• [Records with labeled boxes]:

-- START --

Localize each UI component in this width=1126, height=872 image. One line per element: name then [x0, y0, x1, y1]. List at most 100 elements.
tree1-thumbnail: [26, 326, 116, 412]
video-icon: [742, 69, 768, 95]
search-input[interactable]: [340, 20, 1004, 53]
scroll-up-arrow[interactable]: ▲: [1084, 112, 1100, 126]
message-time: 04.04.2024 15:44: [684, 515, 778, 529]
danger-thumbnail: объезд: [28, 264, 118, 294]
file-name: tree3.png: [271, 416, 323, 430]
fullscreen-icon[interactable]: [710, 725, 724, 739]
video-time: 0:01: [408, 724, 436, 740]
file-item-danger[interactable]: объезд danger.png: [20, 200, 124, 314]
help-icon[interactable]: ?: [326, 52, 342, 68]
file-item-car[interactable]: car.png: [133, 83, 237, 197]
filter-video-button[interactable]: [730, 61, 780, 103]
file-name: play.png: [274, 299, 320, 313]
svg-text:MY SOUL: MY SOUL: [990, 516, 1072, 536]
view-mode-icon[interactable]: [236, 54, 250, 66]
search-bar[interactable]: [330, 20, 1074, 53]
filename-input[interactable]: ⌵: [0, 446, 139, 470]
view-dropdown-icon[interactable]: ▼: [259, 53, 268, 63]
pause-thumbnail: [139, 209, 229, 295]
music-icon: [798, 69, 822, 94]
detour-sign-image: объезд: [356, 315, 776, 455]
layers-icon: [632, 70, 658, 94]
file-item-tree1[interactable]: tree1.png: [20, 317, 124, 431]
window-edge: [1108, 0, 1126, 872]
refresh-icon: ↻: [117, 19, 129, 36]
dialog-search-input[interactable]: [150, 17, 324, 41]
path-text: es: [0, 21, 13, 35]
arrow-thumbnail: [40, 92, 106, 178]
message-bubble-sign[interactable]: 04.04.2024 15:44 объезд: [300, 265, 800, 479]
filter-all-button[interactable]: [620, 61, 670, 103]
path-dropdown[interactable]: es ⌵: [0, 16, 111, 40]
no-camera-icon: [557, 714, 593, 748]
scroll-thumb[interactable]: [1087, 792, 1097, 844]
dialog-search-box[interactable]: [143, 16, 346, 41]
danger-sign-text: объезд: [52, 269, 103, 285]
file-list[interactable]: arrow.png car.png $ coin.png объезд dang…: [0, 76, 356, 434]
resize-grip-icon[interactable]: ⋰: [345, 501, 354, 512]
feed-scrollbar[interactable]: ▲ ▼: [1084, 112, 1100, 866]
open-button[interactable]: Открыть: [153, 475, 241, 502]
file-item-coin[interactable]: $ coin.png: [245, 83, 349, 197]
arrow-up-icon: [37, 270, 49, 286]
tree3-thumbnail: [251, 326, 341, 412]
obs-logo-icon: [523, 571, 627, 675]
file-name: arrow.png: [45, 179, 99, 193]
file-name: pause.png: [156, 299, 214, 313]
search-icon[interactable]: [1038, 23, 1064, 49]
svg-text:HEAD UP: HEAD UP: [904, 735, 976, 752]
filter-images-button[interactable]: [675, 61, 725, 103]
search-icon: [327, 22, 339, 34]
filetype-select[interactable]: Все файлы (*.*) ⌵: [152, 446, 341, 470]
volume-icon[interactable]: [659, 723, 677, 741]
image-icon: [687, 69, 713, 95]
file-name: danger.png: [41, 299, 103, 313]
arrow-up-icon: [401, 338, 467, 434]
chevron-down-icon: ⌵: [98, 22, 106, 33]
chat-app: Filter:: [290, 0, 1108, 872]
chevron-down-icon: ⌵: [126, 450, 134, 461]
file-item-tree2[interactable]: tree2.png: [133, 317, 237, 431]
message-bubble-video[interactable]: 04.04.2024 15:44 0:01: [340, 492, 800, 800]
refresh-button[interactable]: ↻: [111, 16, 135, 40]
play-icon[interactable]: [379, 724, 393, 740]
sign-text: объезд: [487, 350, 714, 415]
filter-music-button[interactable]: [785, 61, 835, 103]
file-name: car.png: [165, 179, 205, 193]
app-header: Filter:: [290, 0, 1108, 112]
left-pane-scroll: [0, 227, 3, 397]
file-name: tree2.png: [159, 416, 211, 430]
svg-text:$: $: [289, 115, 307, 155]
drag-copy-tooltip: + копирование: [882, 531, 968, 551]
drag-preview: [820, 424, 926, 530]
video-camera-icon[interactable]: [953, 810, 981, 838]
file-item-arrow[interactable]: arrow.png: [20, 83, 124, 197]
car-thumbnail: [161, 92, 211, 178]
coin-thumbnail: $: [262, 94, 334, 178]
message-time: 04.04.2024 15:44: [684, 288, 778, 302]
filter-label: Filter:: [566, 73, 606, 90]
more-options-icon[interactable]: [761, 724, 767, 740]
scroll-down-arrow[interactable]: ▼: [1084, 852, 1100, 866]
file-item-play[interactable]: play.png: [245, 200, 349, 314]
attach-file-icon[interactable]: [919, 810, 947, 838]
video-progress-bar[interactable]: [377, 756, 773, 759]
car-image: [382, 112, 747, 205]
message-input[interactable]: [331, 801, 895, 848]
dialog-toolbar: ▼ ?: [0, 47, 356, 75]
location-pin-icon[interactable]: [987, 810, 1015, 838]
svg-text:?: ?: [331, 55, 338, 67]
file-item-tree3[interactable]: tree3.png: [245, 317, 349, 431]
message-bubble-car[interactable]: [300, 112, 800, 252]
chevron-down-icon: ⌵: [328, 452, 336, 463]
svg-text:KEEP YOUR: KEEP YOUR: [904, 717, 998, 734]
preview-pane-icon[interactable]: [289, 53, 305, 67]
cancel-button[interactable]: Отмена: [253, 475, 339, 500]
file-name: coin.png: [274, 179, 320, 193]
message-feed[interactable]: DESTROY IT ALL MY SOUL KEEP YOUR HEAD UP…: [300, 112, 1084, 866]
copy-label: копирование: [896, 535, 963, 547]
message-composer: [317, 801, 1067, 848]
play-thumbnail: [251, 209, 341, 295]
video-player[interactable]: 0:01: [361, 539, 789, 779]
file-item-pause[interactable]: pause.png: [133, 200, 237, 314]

-- END --

• [BRIEF]: Please return every line of the items above, reproducing each one without a single change.

• [WRITTEN ANSWER]:
Localize each UI component in this width=1126, height=872 image. One line per element: name then [x0, y0, x1, y1]. List at most 100 elements.
tree1-thumbnail: [26, 326, 116, 412]
video-icon: [742, 69, 768, 95]
search-input[interactable]: [340, 20, 1004, 53]
scroll-up-arrow[interactable]: ▲: [1084, 112, 1100, 126]
message-time: 04.04.2024 15:44: [684, 515, 778, 529]
danger-thumbnail: объезд: [28, 264, 118, 294]
file-name: tree3.png: [271, 416, 323, 430]
fullscreen-icon[interactable]: [710, 725, 724, 739]
video-time: 0:01: [408, 724, 436, 740]
file-item-danger[interactable]: объезд danger.png: [20, 200, 124, 314]
help-icon[interactable]: ?: [326, 52, 342, 68]
file-item-car[interactable]: car.png: [133, 83, 237, 197]
filter-video-button[interactable]: [730, 61, 780, 103]
file-name: play.png: [274, 299, 320, 313]
svg-text:MY SOUL: MY SOUL: [990, 516, 1072, 536]
view-mode-icon[interactable]: [236, 54, 250, 66]
search-bar[interactable]: [330, 20, 1074, 53]
filename-input[interactable]: ⌵: [0, 446, 139, 470]
view-dropdown-icon[interactable]: ▼: [259, 53, 268, 63]
pause-thumbnail: [139, 209, 229, 295]
music-icon: [798, 69, 822, 94]
detour-sign-image: объезд: [356, 315, 776, 455]
layers-icon: [632, 70, 658, 94]
file-item-tree1[interactable]: tree1.png: [20, 317, 124, 431]
window-edge: [1108, 0, 1126, 872]
refresh-icon: ↻: [117, 19, 129, 36]
dialog-search-input[interactable]: [150, 17, 324, 41]
path-text: es: [0, 21, 13, 35]
arrow-thumbnail: [40, 92, 106, 178]
message-bubble-sign[interactable]: 04.04.2024 15:44 объезд: [300, 265, 800, 479]
filter-all-button[interactable]: [620, 61, 670, 103]
path-dropdown[interactable]: es ⌵: [0, 16, 111, 40]
no-camera-icon: [557, 714, 593, 748]
scroll-thumb[interactable]: [1087, 792, 1097, 844]
dialog-search-box[interactable]: [143, 16, 346, 41]
danger-sign-text: объезд: [52, 269, 103, 285]
file-list[interactable]: arrow.png car.png $ coin.png объезд dang…: [0, 76, 356, 434]
resize-grip-icon[interactable]: ⋰: [345, 501, 354, 512]
feed-scrollbar[interactable]: ▲ ▼: [1084, 112, 1100, 866]
open-button[interactable]: Открыть: [153, 475, 241, 502]
file-item-coin[interactable]: $ coin.png: [245, 83, 349, 197]
arrow-up-icon: [37, 270, 49, 286]
tree3-thumbnail: [251, 326, 341, 412]
obs-logo-icon: [523, 571, 627, 675]
file-name: arrow.png: [45, 179, 99, 193]
file-name: pause.png: [156, 299, 214, 313]
search-icon[interactable]: [1038, 23, 1064, 49]
svg-text:HEAD UP: HEAD UP: [904, 735, 976, 752]
filter-images-button[interactable]: [675, 61, 725, 103]
search-icon: [327, 22, 339, 34]
filetype-select[interactable]: Все файлы (*.*) ⌵: [152, 446, 341, 470]
volume-icon[interactable]: [659, 723, 677, 741]
image-icon: [687, 69, 713, 95]
file-name: danger.png: [41, 299, 103, 313]
arrow-up-icon: [401, 338, 467, 434]
chevron-down-icon: ⌵: [98, 22, 106, 33]
chat-app: Filter:: [290, 0, 1108, 872]
chevron-down-icon: ⌵: [126, 450, 134, 461]
file-item-tree2[interactable]: tree2.png: [133, 317, 237, 431]
message-bubble-video[interactable]: 04.04.2024 15:44 0:01: [340, 492, 800, 800]
refresh-button[interactable]: ↻: [111, 16, 135, 40]
play-icon[interactable]: [379, 724, 393, 740]
sign-text: объезд: [487, 350, 714, 415]
filter-music-button[interactable]: [785, 61, 835, 103]
file-name: car.png: [165, 179, 205, 193]
app-header: Filter:: [290, 0, 1108, 112]
left-pane-scroll: [0, 227, 3, 397]
file-name: tree2.png: [159, 416, 211, 430]
svg-text:$: $: [289, 115, 307, 155]
drag-copy-tooltip: + копирование: [882, 531, 968, 551]
drag-preview: [820, 424, 926, 530]
video-camera-icon[interactable]: [953, 810, 981, 838]
file-item-arrow[interactable]: arrow.png: [20, 83, 124, 197]
car-thumbnail: [161, 92, 211, 178]
coin-thumbnail: $: [262, 94, 334, 178]
message-time: 04.04.2024 15:44: [684, 288, 778, 302]
filter-label: Filter:: [566, 73, 606, 90]
more-options-icon[interactable]: [761, 724, 767, 740]
scroll-down-arrow[interactable]: ▼: [1084, 852, 1100, 866]
file-item-play[interactable]: play.png: [245, 200, 349, 314]
attach-file-icon[interactable]: [919, 810, 947, 838]
video-progress-bar[interactable]: [377, 756, 773, 759]
car-image: [382, 112, 747, 205]
message-input[interactable]: [331, 801, 895, 848]
dialog-toolbar: ▼ ?: [0, 47, 356, 75]
location-pin-icon[interactable]: [987, 810, 1015, 838]
svg-text:?: ?: [331, 55, 338, 67]
file-item-tree3[interactable]: tree3.png: [245, 317, 349, 431]
message-bubble-car[interactable]: [300, 112, 800, 252]
chevron-down-icon: ⌵: [328, 452, 336, 463]
svg-text:KEEP YOUR: KEEP YOUR: [904, 717, 998, 734]
preview-pane-icon[interactable]: [289, 53, 305, 67]
cancel-button[interactable]: Отмена: [253, 475, 339, 500]
file-name: coin.png: [274, 179, 320, 193]
message-feed[interactable]: DESTROY IT ALL MY SOUL KEEP YOUR HEAD UP…: [300, 112, 1084, 866]
copy-label: копирование: [896, 535, 963, 547]
message-composer: [317, 801, 1067, 848]
play-thumbnail: [251, 209, 341, 295]
video-player[interactable]: 0:01: [361, 539, 789, 779]
file-item-pause[interactable]: pause.png: [133, 200, 237, 314]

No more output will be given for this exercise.